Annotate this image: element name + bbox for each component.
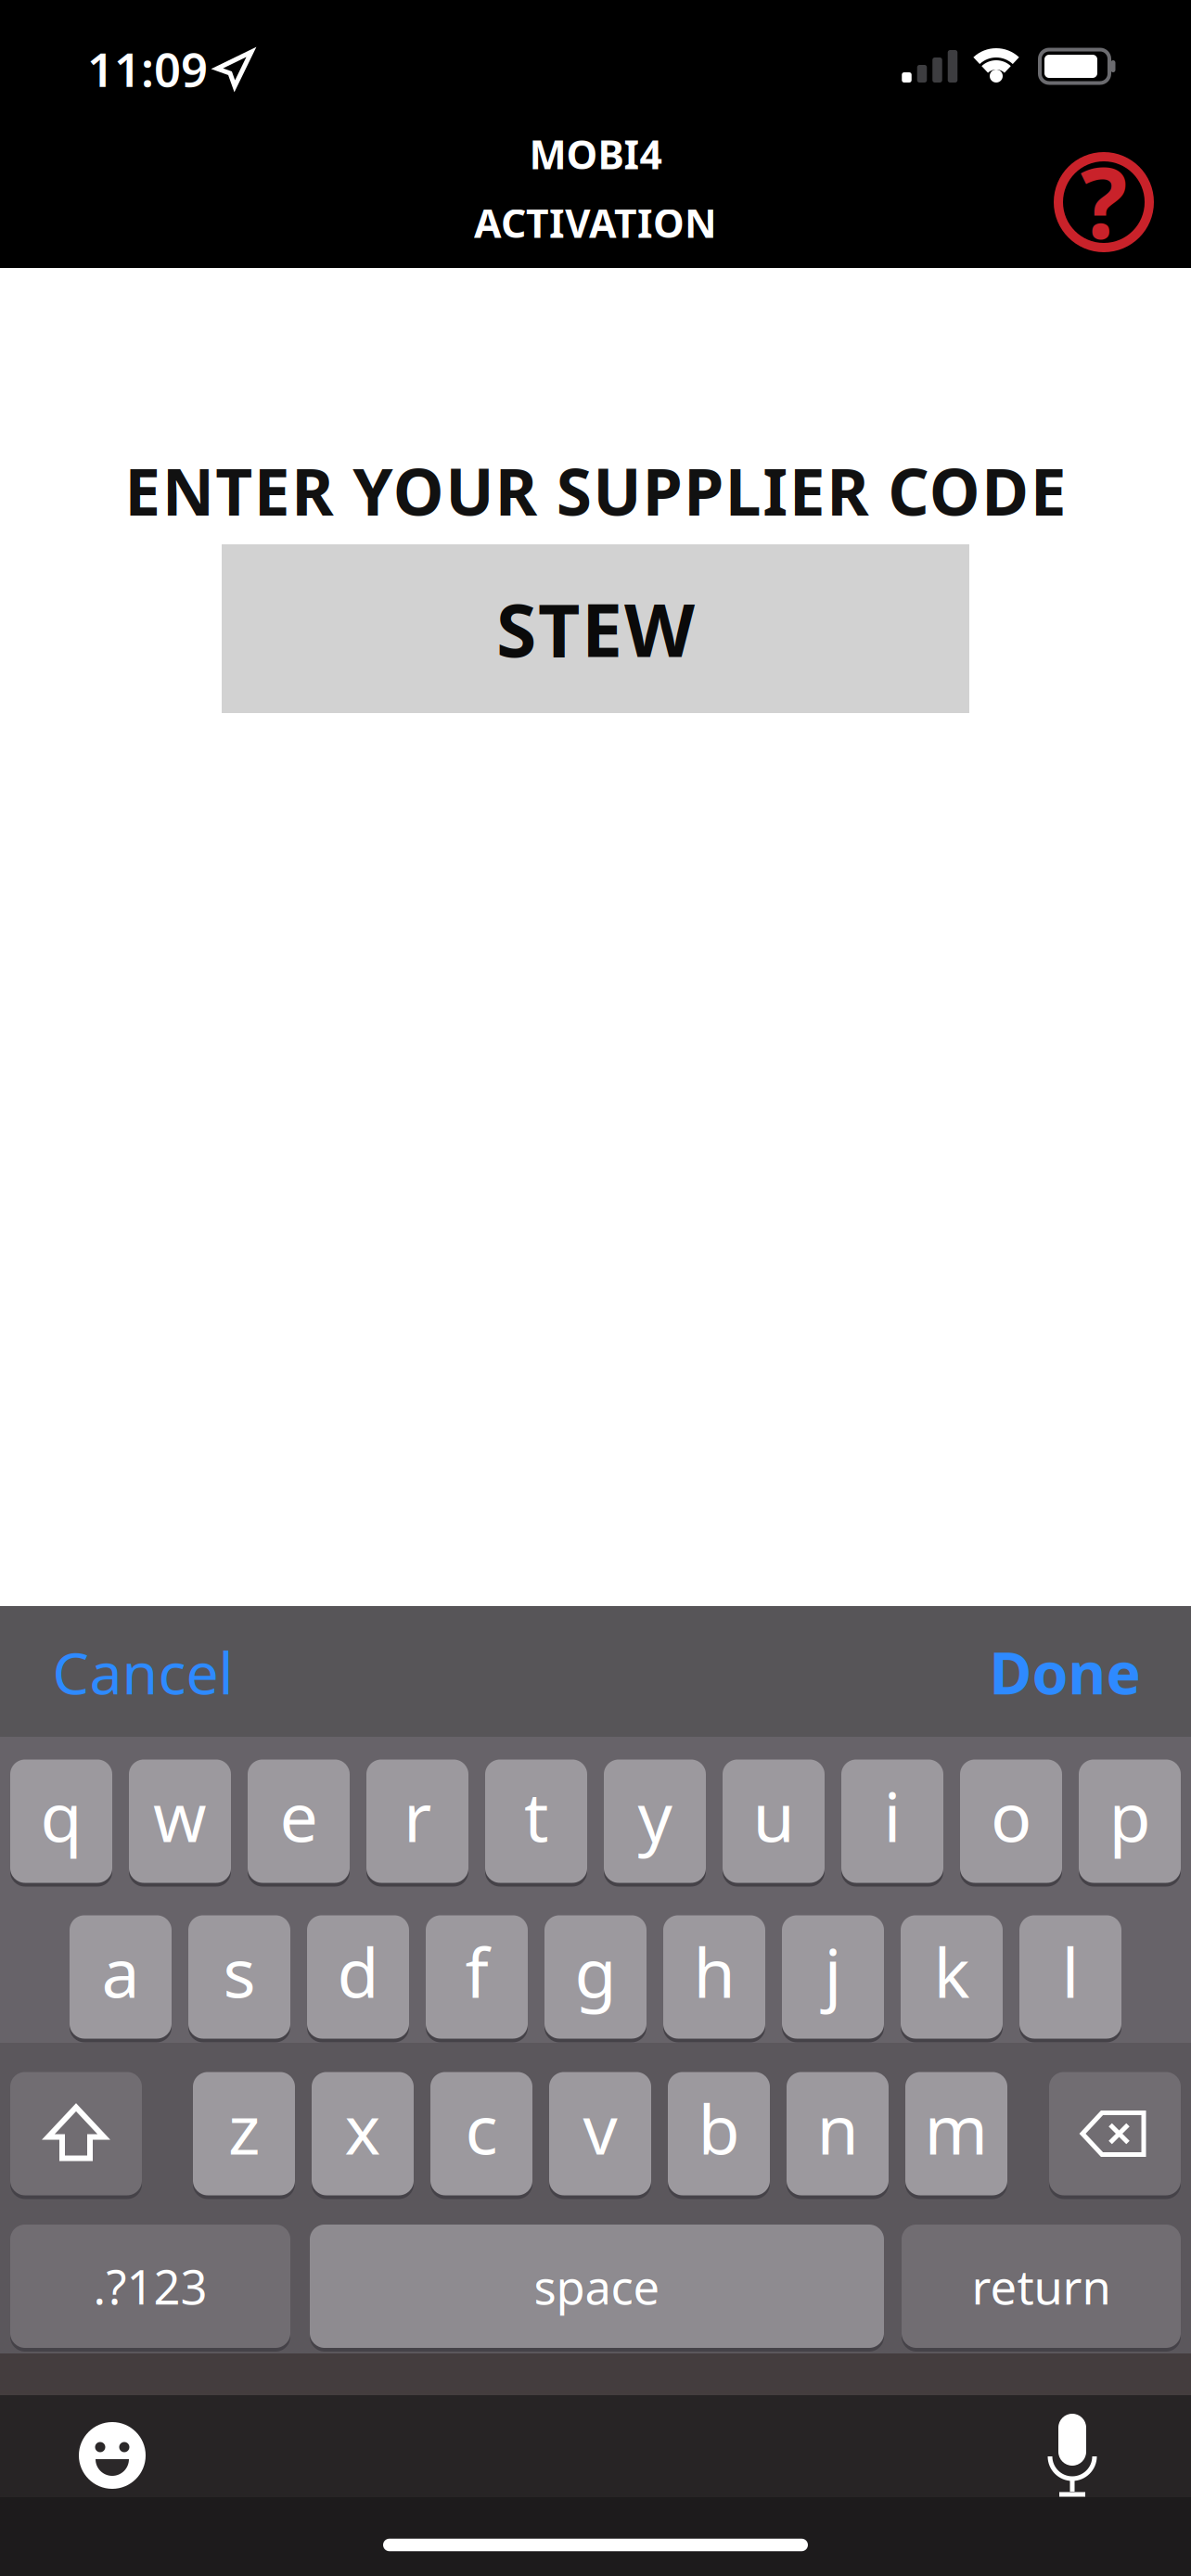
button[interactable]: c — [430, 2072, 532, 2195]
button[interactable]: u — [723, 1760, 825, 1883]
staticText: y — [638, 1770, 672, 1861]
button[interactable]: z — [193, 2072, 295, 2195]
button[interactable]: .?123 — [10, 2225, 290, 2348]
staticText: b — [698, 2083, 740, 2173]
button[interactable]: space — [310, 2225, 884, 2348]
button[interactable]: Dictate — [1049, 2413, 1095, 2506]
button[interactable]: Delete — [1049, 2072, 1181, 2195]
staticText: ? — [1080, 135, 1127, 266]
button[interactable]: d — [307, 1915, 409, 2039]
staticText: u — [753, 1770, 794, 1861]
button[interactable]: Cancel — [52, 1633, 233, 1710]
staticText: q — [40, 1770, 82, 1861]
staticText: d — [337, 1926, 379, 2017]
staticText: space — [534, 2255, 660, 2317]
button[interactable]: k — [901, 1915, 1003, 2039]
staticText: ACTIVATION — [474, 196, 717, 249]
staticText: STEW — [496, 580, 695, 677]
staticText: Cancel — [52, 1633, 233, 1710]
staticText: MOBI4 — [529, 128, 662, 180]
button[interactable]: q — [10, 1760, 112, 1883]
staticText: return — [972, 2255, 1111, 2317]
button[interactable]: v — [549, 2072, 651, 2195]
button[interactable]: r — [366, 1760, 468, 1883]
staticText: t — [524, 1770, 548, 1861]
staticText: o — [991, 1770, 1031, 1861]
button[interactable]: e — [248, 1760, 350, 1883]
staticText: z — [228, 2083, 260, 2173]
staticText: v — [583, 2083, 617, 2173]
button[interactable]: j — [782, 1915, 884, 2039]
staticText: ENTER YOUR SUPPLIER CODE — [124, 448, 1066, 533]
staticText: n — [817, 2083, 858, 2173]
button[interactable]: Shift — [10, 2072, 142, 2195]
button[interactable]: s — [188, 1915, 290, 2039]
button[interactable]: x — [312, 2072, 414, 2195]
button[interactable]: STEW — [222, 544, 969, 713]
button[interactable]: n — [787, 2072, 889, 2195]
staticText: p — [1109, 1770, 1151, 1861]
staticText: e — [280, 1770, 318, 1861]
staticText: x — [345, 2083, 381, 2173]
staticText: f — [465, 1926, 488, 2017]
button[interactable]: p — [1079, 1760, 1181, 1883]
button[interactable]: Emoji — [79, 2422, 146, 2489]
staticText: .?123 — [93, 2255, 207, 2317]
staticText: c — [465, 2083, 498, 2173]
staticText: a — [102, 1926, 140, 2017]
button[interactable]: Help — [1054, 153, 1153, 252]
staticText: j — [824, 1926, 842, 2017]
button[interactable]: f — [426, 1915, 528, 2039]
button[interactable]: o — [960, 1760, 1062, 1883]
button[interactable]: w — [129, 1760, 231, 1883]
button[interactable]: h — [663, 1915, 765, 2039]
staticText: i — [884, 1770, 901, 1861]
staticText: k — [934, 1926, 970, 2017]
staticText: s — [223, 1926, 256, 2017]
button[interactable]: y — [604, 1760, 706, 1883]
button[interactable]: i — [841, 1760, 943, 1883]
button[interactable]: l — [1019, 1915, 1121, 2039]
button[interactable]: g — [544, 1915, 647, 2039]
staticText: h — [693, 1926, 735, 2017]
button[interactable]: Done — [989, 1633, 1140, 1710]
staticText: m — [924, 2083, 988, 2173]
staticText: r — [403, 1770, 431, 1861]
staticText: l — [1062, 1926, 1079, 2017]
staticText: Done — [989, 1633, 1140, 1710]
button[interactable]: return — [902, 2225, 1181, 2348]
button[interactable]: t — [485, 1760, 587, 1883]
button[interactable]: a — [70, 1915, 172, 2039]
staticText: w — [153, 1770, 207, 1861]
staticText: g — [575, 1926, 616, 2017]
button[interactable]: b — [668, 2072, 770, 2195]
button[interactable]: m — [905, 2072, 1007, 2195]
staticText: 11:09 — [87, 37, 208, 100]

------------------------------------------------------------

» **Set task**:
Return all of the rows above verbatim, omitting the pictures.

» **Answer**:
Annotate this image: element name + bbox for each component.
button[interactable]: c — [430, 2072, 532, 2195]
button[interactable]: u — [723, 1760, 825, 1883]
staticText: y — [638, 1770, 672, 1861]
button[interactable]: z — [193, 2072, 295, 2195]
button[interactable]: .?123 — [10, 2225, 290, 2348]
staticText: b — [698, 2083, 740, 2173]
button[interactable]: space — [310, 2225, 884, 2348]
button[interactable]: Dictate — [1049, 2413, 1095, 2506]
button[interactable]: Delete — [1049, 2072, 1181, 2195]
staticText: ? — [1080, 135, 1127, 266]
button[interactable]: d — [307, 1915, 409, 2039]
staticText: u — [753, 1770, 794, 1861]
button[interactable]: Cancel — [52, 1633, 233, 1710]
staticText: q — [40, 1770, 82, 1861]
staticText: d — [337, 1926, 379, 2017]
staticText: space — [534, 2255, 660, 2317]
button[interactable]: k — [901, 1915, 1003, 2039]
staticText: ACTIVATION — [474, 196, 717, 249]
staticText: STEW — [496, 580, 695, 677]
staticText: Cancel — [52, 1633, 233, 1710]
staticText: MOBI4 — [529, 128, 662, 180]
button[interactable]: q — [10, 1760, 112, 1883]
staticText: return — [972, 2255, 1111, 2317]
button[interactable]: v — [549, 2072, 651, 2195]
button[interactable]: r — [366, 1760, 468, 1883]
staticText: t — [524, 1770, 548, 1861]
staticText: o — [991, 1770, 1031, 1861]
button[interactable]: e — [248, 1760, 350, 1883]
staticText: z — [228, 2083, 260, 2173]
staticText: v — [583, 2083, 617, 2173]
button[interactable]: j — [782, 1915, 884, 2039]
staticText: ENTER YOUR SUPPLIER CODE — [124, 448, 1066, 533]
staticText: n — [817, 2083, 858, 2173]
button[interactable]: Shift — [10, 2072, 142, 2195]
button[interactable]: s — [188, 1915, 290, 2039]
button[interactable]: x — [312, 2072, 414, 2195]
button[interactable]: STEW — [222, 544, 969, 713]
button[interactable]: n — [787, 2072, 889, 2195]
staticText: p — [1109, 1770, 1151, 1861]
staticText: e — [280, 1770, 318, 1861]
staticText: x — [345, 2083, 381, 2173]
staticText: f — [465, 1926, 488, 2017]
button[interactable]: p — [1079, 1760, 1181, 1883]
button[interactable]: Emoji — [79, 2422, 146, 2489]
staticText: .?123 — [93, 2255, 207, 2317]
staticText: c — [465, 2083, 498, 2173]
staticText: a — [102, 1926, 140, 2017]
button[interactable]: Help — [1054, 153, 1153, 252]
staticText: j — [824, 1926, 842, 2017]
button[interactable]: f — [426, 1915, 528, 2039]
button[interactable]: o — [960, 1760, 1062, 1883]
button[interactable]: w — [129, 1760, 231, 1883]
button[interactable]: h — [663, 1915, 765, 2039]
staticText: i — [884, 1770, 901, 1861]
staticText: k — [934, 1926, 970, 2017]
staticText: s — [223, 1926, 256, 2017]
button[interactable]: y — [604, 1760, 706, 1883]
button[interactable]: i — [841, 1760, 943, 1883]
button[interactable]: l — [1019, 1915, 1121, 2039]
button[interactable]: g — [544, 1915, 647, 2039]
staticText: h — [693, 1926, 735, 2017]
button[interactable]: Done — [989, 1633, 1140, 1710]
staticText: m — [924, 2083, 988, 2173]
staticText: r — [403, 1770, 431, 1861]
staticText: l — [1062, 1926, 1079, 2017]
staticText: Done — [989, 1633, 1140, 1710]
button[interactable]: return — [902, 2225, 1181, 2348]
button[interactable]: t — [485, 1760, 587, 1883]
button[interactable]: a — [70, 1915, 172, 2039]
staticText: w — [153, 1770, 207, 1861]
staticText: g — [575, 1926, 616, 2017]
button[interactable]: b — [668, 2072, 770, 2195]
button[interactable]: m — [905, 2072, 1007, 2195]
staticText: 11:09 — [87, 37, 208, 100]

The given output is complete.